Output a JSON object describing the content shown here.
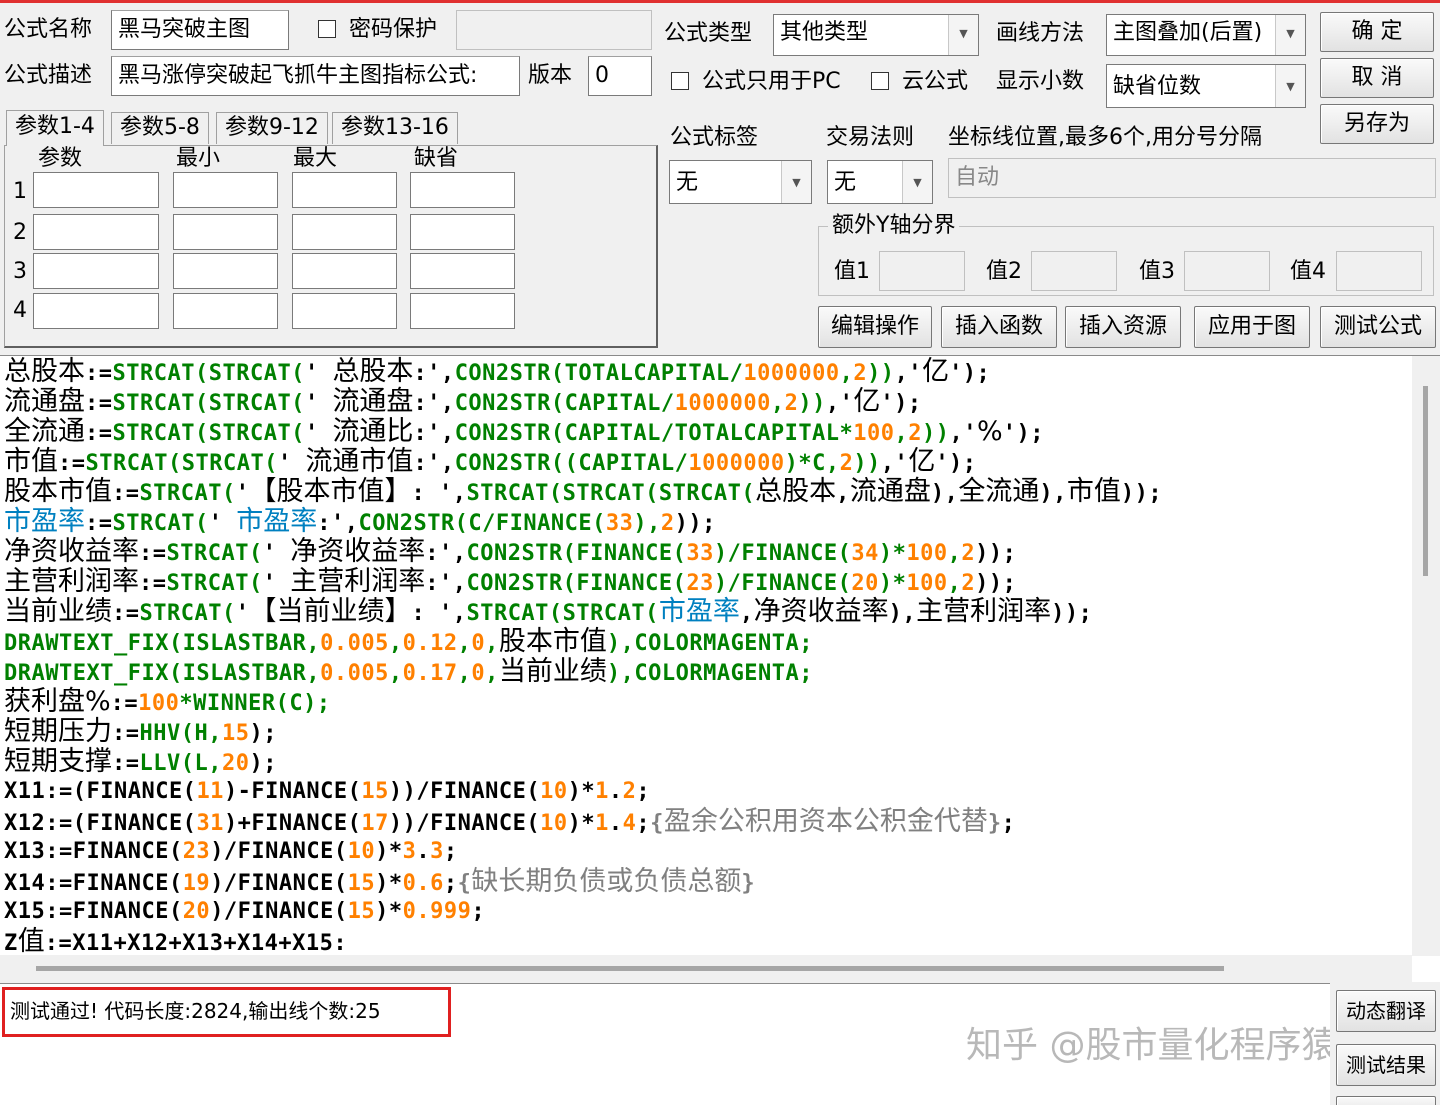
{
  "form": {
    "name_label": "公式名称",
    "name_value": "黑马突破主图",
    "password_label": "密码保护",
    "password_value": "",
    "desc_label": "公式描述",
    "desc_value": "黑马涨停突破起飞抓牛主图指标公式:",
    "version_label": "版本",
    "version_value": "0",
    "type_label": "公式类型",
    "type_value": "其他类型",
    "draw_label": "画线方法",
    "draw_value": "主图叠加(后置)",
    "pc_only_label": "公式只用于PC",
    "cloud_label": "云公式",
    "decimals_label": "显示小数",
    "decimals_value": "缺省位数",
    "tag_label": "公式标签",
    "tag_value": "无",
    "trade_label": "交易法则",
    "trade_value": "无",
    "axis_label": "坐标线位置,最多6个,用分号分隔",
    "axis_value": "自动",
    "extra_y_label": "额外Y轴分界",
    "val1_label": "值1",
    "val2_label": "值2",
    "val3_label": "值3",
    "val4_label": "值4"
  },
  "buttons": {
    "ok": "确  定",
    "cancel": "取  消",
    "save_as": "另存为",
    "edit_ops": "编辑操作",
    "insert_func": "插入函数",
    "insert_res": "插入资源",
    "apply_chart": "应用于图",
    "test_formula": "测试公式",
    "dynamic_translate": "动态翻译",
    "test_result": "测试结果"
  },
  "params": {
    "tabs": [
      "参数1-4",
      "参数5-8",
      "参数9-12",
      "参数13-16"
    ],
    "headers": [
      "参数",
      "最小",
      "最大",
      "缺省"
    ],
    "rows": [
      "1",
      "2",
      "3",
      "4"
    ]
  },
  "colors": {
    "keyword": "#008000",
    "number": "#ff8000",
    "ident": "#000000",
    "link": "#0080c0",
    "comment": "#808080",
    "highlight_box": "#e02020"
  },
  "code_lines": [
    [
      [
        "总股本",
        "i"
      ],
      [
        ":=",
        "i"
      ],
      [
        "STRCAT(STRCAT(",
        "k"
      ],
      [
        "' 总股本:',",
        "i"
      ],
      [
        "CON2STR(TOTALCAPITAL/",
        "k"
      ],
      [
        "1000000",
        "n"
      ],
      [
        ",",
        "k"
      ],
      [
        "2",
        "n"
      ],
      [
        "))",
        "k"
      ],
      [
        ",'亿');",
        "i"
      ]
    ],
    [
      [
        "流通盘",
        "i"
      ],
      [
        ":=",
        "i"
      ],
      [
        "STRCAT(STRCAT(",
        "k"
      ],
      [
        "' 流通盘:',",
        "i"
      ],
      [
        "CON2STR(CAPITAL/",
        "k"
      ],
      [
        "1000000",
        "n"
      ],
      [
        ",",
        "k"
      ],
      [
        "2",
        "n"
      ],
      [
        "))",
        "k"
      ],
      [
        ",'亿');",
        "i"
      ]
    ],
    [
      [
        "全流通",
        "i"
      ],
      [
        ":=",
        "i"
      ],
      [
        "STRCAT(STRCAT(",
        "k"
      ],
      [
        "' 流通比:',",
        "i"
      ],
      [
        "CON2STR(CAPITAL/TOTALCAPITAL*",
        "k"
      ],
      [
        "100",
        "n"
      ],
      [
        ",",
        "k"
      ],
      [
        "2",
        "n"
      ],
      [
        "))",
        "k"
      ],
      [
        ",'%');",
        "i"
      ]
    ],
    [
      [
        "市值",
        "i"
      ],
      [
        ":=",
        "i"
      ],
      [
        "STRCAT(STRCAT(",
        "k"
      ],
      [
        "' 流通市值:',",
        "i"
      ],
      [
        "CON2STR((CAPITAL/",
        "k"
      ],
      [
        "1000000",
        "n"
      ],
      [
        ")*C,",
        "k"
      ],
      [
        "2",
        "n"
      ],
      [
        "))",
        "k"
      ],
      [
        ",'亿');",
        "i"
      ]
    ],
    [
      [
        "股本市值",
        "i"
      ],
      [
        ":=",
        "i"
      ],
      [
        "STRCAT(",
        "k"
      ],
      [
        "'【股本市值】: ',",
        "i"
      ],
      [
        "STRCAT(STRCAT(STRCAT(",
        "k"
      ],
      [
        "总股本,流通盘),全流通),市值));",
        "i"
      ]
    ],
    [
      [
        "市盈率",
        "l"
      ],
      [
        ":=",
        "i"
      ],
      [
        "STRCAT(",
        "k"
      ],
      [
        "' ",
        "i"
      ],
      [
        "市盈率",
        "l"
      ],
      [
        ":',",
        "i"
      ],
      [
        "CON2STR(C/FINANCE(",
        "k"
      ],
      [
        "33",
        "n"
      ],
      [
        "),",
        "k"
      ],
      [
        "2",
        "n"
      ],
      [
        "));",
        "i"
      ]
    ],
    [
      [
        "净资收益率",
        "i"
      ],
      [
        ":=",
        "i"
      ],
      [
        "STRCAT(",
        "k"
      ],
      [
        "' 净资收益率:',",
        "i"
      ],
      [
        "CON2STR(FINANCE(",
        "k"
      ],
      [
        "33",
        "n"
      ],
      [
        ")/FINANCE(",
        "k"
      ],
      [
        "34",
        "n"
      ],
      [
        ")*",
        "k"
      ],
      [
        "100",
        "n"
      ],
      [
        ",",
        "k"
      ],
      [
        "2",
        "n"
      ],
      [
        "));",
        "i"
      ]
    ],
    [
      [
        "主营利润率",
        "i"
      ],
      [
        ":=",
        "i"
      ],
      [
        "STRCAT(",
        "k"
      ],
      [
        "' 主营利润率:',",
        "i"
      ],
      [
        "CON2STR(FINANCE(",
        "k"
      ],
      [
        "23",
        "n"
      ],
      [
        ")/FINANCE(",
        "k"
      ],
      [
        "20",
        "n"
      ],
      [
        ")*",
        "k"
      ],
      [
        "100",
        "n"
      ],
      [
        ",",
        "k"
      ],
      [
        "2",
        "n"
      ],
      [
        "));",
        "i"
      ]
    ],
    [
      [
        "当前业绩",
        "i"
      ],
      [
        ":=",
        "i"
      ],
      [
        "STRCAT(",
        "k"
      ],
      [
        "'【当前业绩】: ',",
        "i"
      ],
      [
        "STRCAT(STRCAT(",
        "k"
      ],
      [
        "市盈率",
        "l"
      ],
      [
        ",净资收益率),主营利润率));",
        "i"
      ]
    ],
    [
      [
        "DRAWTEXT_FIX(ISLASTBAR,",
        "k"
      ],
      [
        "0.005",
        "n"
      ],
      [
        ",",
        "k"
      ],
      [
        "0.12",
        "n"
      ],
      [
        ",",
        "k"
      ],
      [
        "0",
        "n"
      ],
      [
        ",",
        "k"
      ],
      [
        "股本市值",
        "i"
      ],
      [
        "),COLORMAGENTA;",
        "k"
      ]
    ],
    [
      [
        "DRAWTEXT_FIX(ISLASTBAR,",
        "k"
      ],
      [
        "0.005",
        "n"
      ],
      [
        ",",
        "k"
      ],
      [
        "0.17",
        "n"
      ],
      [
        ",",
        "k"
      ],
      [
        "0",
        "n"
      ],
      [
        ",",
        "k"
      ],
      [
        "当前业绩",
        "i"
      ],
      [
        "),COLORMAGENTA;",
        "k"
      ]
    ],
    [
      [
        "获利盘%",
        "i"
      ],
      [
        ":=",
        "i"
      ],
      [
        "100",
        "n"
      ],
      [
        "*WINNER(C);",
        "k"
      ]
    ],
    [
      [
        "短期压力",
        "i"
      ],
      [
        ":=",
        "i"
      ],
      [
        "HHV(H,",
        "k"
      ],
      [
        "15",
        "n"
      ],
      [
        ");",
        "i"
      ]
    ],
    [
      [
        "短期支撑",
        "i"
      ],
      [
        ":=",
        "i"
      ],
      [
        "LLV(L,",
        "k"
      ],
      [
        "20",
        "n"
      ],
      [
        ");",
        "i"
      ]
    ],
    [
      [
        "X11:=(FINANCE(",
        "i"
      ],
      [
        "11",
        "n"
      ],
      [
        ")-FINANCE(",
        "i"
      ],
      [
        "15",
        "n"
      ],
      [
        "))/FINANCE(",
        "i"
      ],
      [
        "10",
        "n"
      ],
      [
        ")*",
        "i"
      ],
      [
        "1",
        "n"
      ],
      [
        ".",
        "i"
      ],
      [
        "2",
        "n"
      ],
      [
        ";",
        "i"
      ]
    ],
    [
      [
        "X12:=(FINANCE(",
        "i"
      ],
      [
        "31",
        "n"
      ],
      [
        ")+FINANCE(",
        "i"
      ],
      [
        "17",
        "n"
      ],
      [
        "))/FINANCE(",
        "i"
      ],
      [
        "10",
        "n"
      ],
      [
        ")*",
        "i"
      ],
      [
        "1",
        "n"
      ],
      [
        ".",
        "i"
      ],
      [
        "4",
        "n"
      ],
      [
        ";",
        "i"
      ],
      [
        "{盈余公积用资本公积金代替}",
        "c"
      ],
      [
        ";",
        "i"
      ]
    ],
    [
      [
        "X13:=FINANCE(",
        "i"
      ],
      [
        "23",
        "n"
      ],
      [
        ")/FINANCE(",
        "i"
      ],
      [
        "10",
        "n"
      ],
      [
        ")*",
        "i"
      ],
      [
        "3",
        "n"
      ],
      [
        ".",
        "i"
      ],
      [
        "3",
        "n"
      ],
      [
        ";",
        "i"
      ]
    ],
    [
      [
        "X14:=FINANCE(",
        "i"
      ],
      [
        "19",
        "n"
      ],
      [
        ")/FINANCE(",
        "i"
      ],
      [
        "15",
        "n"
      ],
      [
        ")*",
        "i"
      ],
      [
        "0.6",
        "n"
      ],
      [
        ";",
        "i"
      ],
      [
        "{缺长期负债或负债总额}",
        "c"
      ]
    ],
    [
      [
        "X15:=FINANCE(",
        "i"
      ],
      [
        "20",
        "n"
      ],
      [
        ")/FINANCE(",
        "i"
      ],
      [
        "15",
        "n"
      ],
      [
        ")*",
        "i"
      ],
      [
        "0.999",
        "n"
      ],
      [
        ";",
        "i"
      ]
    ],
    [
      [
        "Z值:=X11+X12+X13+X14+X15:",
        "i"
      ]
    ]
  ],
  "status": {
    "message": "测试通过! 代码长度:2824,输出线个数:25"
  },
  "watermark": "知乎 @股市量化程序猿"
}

◇ ◇ ◇

■ Set problem
Check each line above for the word "TOTALCAPITAL" and copy the ones that have it.

■ Task output
        "CON2STR(TOTALCAPITAL/",
        "CON2STR(CAPITAL/TOTALCAPITAL*",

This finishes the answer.